▶ [Task to complete]:
Reproduce every entry exactly.

▶ [Data to use]:
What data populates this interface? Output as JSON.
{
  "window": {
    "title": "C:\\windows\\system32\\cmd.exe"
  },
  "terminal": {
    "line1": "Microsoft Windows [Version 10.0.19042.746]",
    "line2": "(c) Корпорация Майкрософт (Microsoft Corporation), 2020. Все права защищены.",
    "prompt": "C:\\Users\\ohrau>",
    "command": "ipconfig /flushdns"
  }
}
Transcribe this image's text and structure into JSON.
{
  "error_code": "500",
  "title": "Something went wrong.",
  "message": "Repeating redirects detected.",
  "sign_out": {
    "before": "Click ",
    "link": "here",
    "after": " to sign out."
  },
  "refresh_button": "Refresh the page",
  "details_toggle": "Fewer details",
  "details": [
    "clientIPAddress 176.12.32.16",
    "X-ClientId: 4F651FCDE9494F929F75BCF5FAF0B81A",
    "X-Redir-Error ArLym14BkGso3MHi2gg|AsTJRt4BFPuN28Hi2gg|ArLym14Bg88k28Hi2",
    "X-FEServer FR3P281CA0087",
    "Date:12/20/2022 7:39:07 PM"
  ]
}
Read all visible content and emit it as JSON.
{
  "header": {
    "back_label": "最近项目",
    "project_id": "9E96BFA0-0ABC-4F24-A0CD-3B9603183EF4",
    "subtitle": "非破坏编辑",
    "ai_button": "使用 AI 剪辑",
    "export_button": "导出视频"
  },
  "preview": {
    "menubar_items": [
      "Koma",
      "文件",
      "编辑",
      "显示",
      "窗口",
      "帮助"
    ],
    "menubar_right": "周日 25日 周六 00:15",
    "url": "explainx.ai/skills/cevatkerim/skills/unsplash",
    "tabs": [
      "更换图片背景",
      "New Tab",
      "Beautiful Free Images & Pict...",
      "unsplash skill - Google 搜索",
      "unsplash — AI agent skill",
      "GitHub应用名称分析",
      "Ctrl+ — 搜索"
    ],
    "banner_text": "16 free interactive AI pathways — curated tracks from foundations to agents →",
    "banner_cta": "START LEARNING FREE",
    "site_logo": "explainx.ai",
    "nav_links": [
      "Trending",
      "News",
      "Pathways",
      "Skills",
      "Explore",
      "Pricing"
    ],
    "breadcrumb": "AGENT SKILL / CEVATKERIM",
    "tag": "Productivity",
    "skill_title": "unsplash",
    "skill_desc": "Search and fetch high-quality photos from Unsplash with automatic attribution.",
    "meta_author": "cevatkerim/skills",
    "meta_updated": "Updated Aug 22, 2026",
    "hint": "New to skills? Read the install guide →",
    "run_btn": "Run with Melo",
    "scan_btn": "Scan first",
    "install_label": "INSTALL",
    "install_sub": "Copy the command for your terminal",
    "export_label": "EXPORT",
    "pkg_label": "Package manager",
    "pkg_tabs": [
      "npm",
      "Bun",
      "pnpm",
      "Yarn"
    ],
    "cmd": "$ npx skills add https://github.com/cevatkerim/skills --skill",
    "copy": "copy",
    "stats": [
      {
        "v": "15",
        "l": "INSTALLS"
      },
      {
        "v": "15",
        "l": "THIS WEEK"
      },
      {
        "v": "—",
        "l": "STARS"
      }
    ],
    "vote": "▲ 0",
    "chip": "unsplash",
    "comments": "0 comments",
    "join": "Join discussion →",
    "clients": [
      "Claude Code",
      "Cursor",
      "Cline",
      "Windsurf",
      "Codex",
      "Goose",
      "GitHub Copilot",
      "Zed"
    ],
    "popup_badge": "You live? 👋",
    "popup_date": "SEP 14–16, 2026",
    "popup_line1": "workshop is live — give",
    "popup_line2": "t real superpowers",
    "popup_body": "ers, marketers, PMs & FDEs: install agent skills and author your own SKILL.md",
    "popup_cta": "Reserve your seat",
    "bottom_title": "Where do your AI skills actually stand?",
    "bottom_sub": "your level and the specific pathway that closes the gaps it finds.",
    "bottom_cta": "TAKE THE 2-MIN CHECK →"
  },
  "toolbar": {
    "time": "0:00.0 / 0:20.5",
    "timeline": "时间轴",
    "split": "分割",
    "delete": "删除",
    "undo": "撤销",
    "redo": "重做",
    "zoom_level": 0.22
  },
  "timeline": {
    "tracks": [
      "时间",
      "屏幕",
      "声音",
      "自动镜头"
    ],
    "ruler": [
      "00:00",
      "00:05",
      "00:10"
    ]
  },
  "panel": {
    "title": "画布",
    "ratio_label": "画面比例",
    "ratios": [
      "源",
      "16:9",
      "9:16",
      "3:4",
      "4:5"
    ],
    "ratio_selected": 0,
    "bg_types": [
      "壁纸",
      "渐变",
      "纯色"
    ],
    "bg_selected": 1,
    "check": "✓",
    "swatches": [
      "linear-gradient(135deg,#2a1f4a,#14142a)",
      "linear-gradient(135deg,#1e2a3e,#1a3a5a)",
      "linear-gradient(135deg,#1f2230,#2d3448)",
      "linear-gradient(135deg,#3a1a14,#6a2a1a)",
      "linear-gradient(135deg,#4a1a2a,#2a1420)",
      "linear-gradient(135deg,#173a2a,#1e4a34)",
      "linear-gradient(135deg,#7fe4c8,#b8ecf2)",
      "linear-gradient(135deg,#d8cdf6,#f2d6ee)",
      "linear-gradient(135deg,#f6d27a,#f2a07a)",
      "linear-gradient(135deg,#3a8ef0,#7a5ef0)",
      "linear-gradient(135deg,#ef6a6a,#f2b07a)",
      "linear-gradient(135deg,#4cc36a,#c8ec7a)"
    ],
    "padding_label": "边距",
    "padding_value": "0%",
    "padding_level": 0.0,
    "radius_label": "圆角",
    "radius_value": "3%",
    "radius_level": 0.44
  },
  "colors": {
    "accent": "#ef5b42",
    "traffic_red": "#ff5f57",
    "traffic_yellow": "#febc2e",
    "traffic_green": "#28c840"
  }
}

▶ [Solution]:
What data populates this interface? Output as JSON.
{
  "window": {
    "title": "C:\\windows\\system32\\cmd.exe"
  },
  "terminal": {
    "line1": "Microsoft Windows [Version 10.0.19042.746]",
    "line2": "(c) Корпорация Майкрософт (Microsoft Corporation), 2020. Все права защищены.",
    "prompt": "C:\\Users\\ohrau>",
    "command": "ipconfig /flushdns"
  }
}
Transcribe this image's text and structure into JSON.
{
  "error_code": "500",
  "title": "Something went wrong.",
  "message": "Repeating redirects detected.",
  "sign_out": {
    "before": "Click ",
    "link": "here",
    "after": " to sign out."
  },
  "refresh_button": "Refresh the page",
  "details_toggle": "Fewer details",
  "details": [
    "clientIPAddress 176.12.32.16",
    "X-ClientId: 4F651FCDE9494F929F75BCF5FAF0B81A",
    "X-Redir-Error ArLym14BkGso3MHi2gg|AsTJRt4BFPuN28Hi2gg|ArLym14Bg88k28Hi2",
    "X-FEServer FR3P281CA0087",
    "Date:12/20/2022 7:39:07 PM"
  ]
}
Read all visible content and emit it as JSON.
{
  "header": {
    "back_label": "最近项目",
    "project_id": "9E96BFA0-0ABC-4F24-A0CD-3B9603183EF4",
    "subtitle": "非破坏编辑",
    "ai_button": "使用 AI 剪辑",
    "export_button": "导出视频"
  },
  "preview": {
    "menubar_items": [
      "Koma",
      "文件",
      "编辑",
      "显示",
      "窗口",
      "帮助"
    ],
    "menubar_right": "周日 25日 周六 00:15",
    "url": "explainx.ai/skills/cevatkerim/skills/unsplash",
    "tabs": [
      "更换图片背景",
      "New Tab",
      "Beautiful Free Images & Pict...",
      "unsplash skill - Google 搜索",
      "unsplash — AI agent skill",
      "GitHub应用名称分析",
      "Ctrl+ — 搜索"
    ],
    "banner_text": "16 free interactive AI pathways — curated tracks from foundations to agents →",
    "banner_cta": "START LEARNING FREE",
    "site_logo": "explainx.ai",
    "nav_links": [
      "Trending",
      "News",
      "Pathways",
      "Skills",
      "Explore",
      "Pricing"
    ],
    "breadcrumb": "AGENT SKILL / CEVATKERIM",
    "tag": "Productivity",
    "skill_title": "unsplash",
    "skill_desc": "Search and fetch high-quality photos from Unsplash with automatic attribution.",
    "meta_author": "cevatkerim/skills",
    "meta_updated": "Updated Aug 22, 2026",
    "hint": "New to skills? Read the install guide →",
    "run_btn": "Run with Melo",
    "scan_btn": "Scan first",
    "install_label": "INSTALL",
    "install_sub": "Copy the command for your terminal",
    "export_label": "EXPORT",
    "pkg_label": "Package manager",
    "pkg_tabs": [
      "npm",
      "Bun",
      "pnpm",
      "Yarn"
    ],
    "cmd": "$ npx skills add https://github.com/cevatkerim/skills --skill",
    "copy": "copy",
    "stats": [
      {
        "v": "15",
        "l": "INSTALLS"
      },
      {
        "v": "15",
        "l": "THIS WEEK"
      },
      {
        "v": "—",
        "l": "STARS"
      }
    ],
    "vote": "▲ 0",
    "chip": "unsplash",
    "comments": "0 comments",
    "join": "Join discussion →",
    "clients": [
      "Claude Code",
      "Cursor",
      "Cline",
      "Windsurf",
      "Codex",
      "Goose",
      "GitHub Copilot",
      "Zed"
    ],
    "popup_badge": "You live? 👋",
    "popup_date": "SEP 14–16, 2026",
    "popup_line1": "workshop is live — give",
    "popup_line2": "t real superpowers",
    "popup_body": "ers, marketers, PMs & FDEs: install agent skills and author your own SKILL.md",
    "popup_cta": "Reserve your seat",
    "bottom_title": "Where do your AI skills actually stand?",
    "bottom_sub": "your level and the specific pathway that closes the gaps it finds.",
    "bottom_cta": "TAKE THE 2-MIN CHECK →"
  },
  "toolbar": {
    "time": "0:00.0 / 0:20.5",
    "timeline": "时间轴",
    "split": "分割",
    "delete": "删除",
    "undo": "撤销",
    "redo": "重做",
    "zoom_level": 0.22
  },
  "timeline": {
    "tracks": [
      "时间",
      "屏幕",
      "声音",
      "自动镜头"
    ],
    "ruler": [
      "00:00",
      "00:05",
      "00:10"
    ]
  },
  "panel": {
    "title": "画布",
    "ratio_label": "画面比例",
    "ratios": [
      "源",
      "16:9",
      "9:16",
      "3:4",
      "4:5"
    ],
    "ratio_selected": 0,
    "bg_types": [
      "壁纸",
      "渐变",
      "纯色"
    ],
    "bg_selected": 1,
    "check": "✓",
    "swatches": [
      "linear-gradient(135deg,#2a1f4a,#14142a)",
      "linear-gradient(135deg,#1e2a3e,#1a3a5a)",
      "linear-gradient(135deg,#1f2230,#2d3448)",
      "linear-gradient(135deg,#3a1a14,#6a2a1a)",
      "linear-gradient(135deg,#4a1a2a,#2a1420)",
      "linear-gradient(135deg,#173a2a,#1e4a34)",
      "linear-gradient(135deg,#7fe4c8,#b8ecf2)",
      "linear-gradient(135deg,#d8cdf6,#f2d6ee)",
      "linear-gradient(135deg,#f6d27a,#f2a07a)",
      "linear-gradient(135deg,#3a8ef0,#7a5ef0)",
      "linear-gradient(135deg,#ef6a6a,#f2b07a)",
      "linear-gradient(135deg,#4cc36a,#c8ec7a)"
    ],
    "padding_label": "边距",
    "padding_value": "0%",
    "padding_level": 0.0,
    "radius_label": "圆角",
    "radius_value": "3%",
    "radius_level": 0.44
  },
  "colors": {
    "accent": "#ef5b42",
    "traffic_red": "#ff5f57",
    "traffic_yellow": "#febc2e",
    "traffic_green": "#28c840"
  }
}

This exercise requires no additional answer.